⟨
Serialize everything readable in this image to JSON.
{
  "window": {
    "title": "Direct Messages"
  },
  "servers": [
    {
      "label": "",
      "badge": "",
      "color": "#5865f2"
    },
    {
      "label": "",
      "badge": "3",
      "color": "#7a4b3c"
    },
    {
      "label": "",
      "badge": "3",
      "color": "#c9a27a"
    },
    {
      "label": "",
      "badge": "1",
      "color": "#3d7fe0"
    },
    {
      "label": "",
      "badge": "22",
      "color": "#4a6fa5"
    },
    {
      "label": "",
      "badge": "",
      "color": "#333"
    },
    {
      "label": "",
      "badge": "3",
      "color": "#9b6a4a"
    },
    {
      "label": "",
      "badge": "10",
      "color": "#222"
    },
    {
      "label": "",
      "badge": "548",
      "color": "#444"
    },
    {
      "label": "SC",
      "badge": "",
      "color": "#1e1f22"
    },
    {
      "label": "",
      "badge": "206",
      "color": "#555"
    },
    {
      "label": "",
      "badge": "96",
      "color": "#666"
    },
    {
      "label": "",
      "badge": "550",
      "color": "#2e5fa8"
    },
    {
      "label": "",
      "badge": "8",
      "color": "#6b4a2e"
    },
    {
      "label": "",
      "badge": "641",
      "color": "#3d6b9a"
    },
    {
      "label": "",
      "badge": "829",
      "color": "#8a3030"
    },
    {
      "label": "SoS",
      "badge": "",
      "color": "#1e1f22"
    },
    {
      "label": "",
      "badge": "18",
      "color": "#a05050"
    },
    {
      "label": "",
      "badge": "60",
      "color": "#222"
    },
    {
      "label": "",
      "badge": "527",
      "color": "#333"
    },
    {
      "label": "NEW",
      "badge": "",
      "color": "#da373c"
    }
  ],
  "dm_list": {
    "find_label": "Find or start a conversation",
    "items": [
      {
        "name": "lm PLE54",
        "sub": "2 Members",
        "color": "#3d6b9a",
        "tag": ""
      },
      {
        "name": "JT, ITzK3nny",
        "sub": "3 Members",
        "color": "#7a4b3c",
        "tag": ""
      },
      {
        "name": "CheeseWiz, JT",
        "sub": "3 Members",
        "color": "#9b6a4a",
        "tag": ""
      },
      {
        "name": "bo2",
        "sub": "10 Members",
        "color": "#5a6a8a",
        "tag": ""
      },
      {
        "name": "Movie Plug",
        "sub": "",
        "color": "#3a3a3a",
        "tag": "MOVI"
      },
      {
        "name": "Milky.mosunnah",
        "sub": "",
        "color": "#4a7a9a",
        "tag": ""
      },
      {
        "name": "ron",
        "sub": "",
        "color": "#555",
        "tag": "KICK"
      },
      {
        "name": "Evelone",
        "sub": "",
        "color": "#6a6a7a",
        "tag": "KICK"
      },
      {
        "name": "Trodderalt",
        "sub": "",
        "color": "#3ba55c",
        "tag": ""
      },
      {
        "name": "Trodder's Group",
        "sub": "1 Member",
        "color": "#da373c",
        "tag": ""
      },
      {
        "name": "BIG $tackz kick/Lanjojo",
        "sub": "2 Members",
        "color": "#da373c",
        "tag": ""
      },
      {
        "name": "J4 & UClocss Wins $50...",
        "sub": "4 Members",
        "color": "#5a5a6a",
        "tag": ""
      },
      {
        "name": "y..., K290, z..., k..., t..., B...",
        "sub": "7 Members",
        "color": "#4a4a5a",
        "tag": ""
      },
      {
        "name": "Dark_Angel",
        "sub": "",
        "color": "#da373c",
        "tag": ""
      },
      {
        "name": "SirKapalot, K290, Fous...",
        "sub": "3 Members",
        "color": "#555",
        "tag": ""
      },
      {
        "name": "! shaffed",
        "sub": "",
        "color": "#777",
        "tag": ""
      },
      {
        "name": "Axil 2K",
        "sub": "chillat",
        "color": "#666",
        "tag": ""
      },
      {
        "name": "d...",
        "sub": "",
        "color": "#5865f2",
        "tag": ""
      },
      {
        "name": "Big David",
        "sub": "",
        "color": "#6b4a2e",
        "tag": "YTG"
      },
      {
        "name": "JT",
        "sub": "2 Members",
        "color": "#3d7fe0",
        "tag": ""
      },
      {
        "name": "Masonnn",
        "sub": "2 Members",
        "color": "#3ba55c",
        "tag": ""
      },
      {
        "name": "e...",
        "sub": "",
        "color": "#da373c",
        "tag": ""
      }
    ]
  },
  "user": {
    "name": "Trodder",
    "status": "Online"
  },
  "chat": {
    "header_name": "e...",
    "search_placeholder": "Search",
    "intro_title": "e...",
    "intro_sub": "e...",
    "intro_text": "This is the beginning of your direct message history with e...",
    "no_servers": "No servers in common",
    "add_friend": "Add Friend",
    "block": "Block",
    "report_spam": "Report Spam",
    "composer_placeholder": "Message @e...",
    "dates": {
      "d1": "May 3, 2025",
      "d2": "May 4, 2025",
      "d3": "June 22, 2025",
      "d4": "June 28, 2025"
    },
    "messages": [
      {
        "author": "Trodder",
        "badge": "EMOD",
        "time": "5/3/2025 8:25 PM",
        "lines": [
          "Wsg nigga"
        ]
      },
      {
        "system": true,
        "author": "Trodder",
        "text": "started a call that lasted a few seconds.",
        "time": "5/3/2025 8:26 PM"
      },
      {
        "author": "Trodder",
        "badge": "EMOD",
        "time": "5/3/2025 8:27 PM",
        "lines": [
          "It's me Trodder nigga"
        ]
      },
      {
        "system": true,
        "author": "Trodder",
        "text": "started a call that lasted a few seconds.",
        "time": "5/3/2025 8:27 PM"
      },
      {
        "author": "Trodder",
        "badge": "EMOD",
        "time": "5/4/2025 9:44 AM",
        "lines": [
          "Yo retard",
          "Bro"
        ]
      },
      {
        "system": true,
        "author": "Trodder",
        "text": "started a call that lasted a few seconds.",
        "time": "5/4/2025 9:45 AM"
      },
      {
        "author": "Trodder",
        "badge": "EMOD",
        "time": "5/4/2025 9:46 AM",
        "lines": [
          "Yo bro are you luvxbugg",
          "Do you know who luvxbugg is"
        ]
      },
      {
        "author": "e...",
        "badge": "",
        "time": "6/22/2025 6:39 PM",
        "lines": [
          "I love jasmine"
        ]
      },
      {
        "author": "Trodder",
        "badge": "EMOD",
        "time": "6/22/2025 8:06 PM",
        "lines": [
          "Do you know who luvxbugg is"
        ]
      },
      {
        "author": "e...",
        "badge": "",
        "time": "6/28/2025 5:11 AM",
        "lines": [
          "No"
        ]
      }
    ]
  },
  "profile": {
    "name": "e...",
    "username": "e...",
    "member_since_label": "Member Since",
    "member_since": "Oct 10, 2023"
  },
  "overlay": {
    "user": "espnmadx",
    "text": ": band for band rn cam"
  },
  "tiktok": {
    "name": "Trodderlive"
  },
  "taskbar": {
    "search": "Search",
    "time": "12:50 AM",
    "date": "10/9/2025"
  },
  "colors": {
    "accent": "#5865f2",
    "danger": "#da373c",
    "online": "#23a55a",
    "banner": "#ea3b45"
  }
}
⟩
### Goal of the exercise
Your task is to reproduce all of the records exactly.

### Output for this exercise
Serialize everything readable in this image to JSON.
{
  "window": {
    "title": "Direct Messages"
  },
  "servers": [
    {
      "label": "",
      "badge": "",
      "color": "#5865f2"
    },
    {
      "label": "",
      "badge": "3",
      "color": "#7a4b3c"
    },
    {
      "label": "",
      "badge": "3",
      "color": "#c9a27a"
    },
    {
      "label": "",
      "badge": "1",
      "color": "#3d7fe0"
    },
    {
      "label": "",
      "badge": "22",
      "color": "#4a6fa5"
    },
    {
      "label": "",
      "badge": "",
      "color": "#333"
    },
    {
      "label": "",
      "badge": "3",
      "color": "#9b6a4a"
    },
    {
      "label": "",
      "badge": "10",
      "color": "#222"
    },
    {
      "label": "",
      "badge": "548",
      "color": "#444"
    },
    {
      "label": "SC",
      "badge": "",
      "color": "#1e1f22"
    },
    {
      "label": "",
      "badge": "206",
      "color": "#555"
    },
    {
      "label": "",
      "badge": "96",
      "color": "#666"
    },
    {
      "label": "",
      "badge": "550",
      "color": "#2e5fa8"
    },
    {
      "label": "",
      "badge": "8",
      "color": "#6b4a2e"
    },
    {
      "label": "",
      "badge": "641",
      "color": "#3d6b9a"
    },
    {
      "label": "",
      "badge": "829",
      "color": "#8a3030"
    },
    {
      "label": "SoS",
      "badge": "",
      "color": "#1e1f22"
    },
    {
      "label": "",
      "badge": "18",
      "color": "#a05050"
    },
    {
      "label": "",
      "badge": "60",
      "color": "#222"
    },
    {
      "label": "",
      "badge": "527",
      "color": "#333"
    },
    {
      "label": "NEW",
      "badge": "",
      "color": "#da373c"
    }
  ],
  "dm_list": {
    "find_label": "Find or start a conversation",
    "items": [
      {
        "name": "lm PLE54",
        "sub": "2 Members",
        "color": "#3d6b9a",
        "tag": ""
      },
      {
        "name": "JT, ITzK3nny",
        "sub": "3 Members",
        "color": "#7a4b3c",
        "tag": ""
      },
      {
        "name": "CheeseWiz, JT",
        "sub": "3 Members",
        "color": "#9b6a4a",
        "tag": ""
      },
      {
        "name": "bo2",
        "sub": "10 Members",
        "color": "#5a6a8a",
        "tag": ""
      },
      {
        "name": "Movie Plug",
        "sub": "",
        "color": "#3a3a3a",
        "tag": "MOVI"
      },
      {
        "name": "Milky.mosunnah",
        "sub": "",
        "color": "#4a7a9a",
        "tag": ""
      },
      {
        "name": "ron",
        "sub": "",
        "color": "#555",
        "tag": "KICK"
      },
      {
        "name": "Evelone",
        "sub": "",
        "color": "#6a6a7a",
        "tag": "KICK"
      },
      {
        "name": "Trodderalt",
        "sub": "",
        "color": "#3ba55c",
        "tag": ""
      },
      {
        "name": "Trodder's Group",
        "sub": "1 Member",
        "color": "#da373c",
        "tag": ""
      },
      {
        "name": "BIG $tackz kick/Lanjojo",
        "sub": "2 Members",
        "color": "#da373c",
        "tag": ""
      },
      {
        "name": "J4 & UClocss Wins $50...",
        "sub": "4 Members",
        "color": "#5a5a6a",
        "tag": ""
      },
      {
        "name": "y..., K290, z..., k..., t..., B...",
        "sub": "7 Members",
        "color": "#4a4a5a",
        "tag": ""
      },
      {
        "name": "Dark_Angel",
        "sub": "",
        "color": "#da373c",
        "tag": ""
      },
      {
        "name": "SirKapalot, K290, Fous...",
        "sub": "3 Members",
        "color": "#555",
        "tag": ""
      },
      {
        "name": "! shaffed",
        "sub": "",
        "color": "#777",
        "tag": ""
      },
      {
        "name": "Axil 2K",
        "sub": "chillat",
        "color": "#666",
        "tag": ""
      },
      {
        "name": "d...",
        "sub": "",
        "color": "#5865f2",
        "tag": ""
      },
      {
        "name": "Big David",
        "sub": "",
        "color": "#6b4a2e",
        "tag": "YTG"
      },
      {
        "name": "JT",
        "sub": "2 Members",
        "color": "#3d7fe0",
        "tag": ""
      },
      {
        "name": "Masonnn",
        "sub": "2 Members",
        "color": "#3ba55c",
        "tag": ""
      },
      {
        "name": "e...",
        "sub": "",
        "color": "#da373c",
        "tag": ""
      }
    ]
  },
  "user": {
    "name": "Trodder",
    "status": "Online"
  },
  "chat": {
    "header_name": "e...",
    "search_placeholder": "Search",
    "intro_title": "e...",
    "intro_sub": "e...",
    "intro_text": "This is the beginning of your direct message history with e...",
    "no_servers": "No servers in common",
    "add_friend": "Add Friend",
    "block": "Block",
    "report_spam": "Report Spam",
    "composer_placeholder": "Message @e...",
    "dates": {
      "d1": "May 3, 2025",
      "d2": "May 4, 2025",
      "d3": "June 22, 2025",
      "d4": "June 28, 2025"
    },
    "messages": [
      {
        "author": "Trodder",
        "badge": "EMOD",
        "time": "5/3/2025 8:25 PM",
        "lines": [
          "Wsg nigga"
        ]
      },
      {
        "system": true,
        "author": "Trodder",
        "text": "started a call that lasted a few seconds.",
        "time": "5/3/2025 8:26 PM"
      },
      {
        "author": "Trodder",
        "badge": "EMOD",
        "time": "5/3/2025 8:27 PM",
        "lines": [
          "It's me Trodder nigga"
        ]
      },
      {
        "system": true,
        "author": "Trodder",
        "text": "started a call that lasted a few seconds.",
        "time": "5/3/2025 8:27 PM"
      },
      {
        "author": "Trodder",
        "badge": "EMOD",
        "time": "5/4/2025 9:44 AM",
        "lines": [
          "Yo retard",
          "Bro"
        ]
      },
      {
        "system": true,
        "author": "Trodder",
        "text": "started a call that lasted a few seconds.",
        "time": "5/4/2025 9:45 AM"
      },
      {
        "author": "Trodder",
        "badge": "EMOD",
        "time": "5/4/2025 9:46 AM",
        "lines": [
          "Yo bro are you luvxbugg",
          "Do you know who luvxbugg is"
        ]
      },
      {
        "author": "e...",
        "badge": "",
        "time": "6/22/2025 6:39 PM",
        "lines": [
          "I love jasmine"
        ]
      },
      {
        "author": "Trodder",
        "badge": "EMOD",
        "time": "6/22/2025 8:06 PM",
        "lines": [
          "Do you know who luvxbugg is"
        ]
      },
      {
        "author": "e...",
        "badge": "",
        "time": "6/28/2025 5:11 AM",
        "lines": [
          "No"
        ]
      }
    ]
  },
  "profile": {
    "name": "e...",
    "username": "e...",
    "member_since_label": "Member Since",
    "member_since": "Oct 10, 2023"
  },
  "overlay": {
    "user": "espnmadx",
    "text": ": band for band rn cam"
  },
  "tiktok": {
    "name": "Trodderlive"
  },
  "taskbar": {
    "search": "Search",
    "time": "12:50 AM",
    "date": "10/9/2025"
  },
  "colors": {
    "accent": "#5865f2",
    "danger": "#da373c",
    "online": "#23a55a",
    "banner": "#ea3b45"
  }
}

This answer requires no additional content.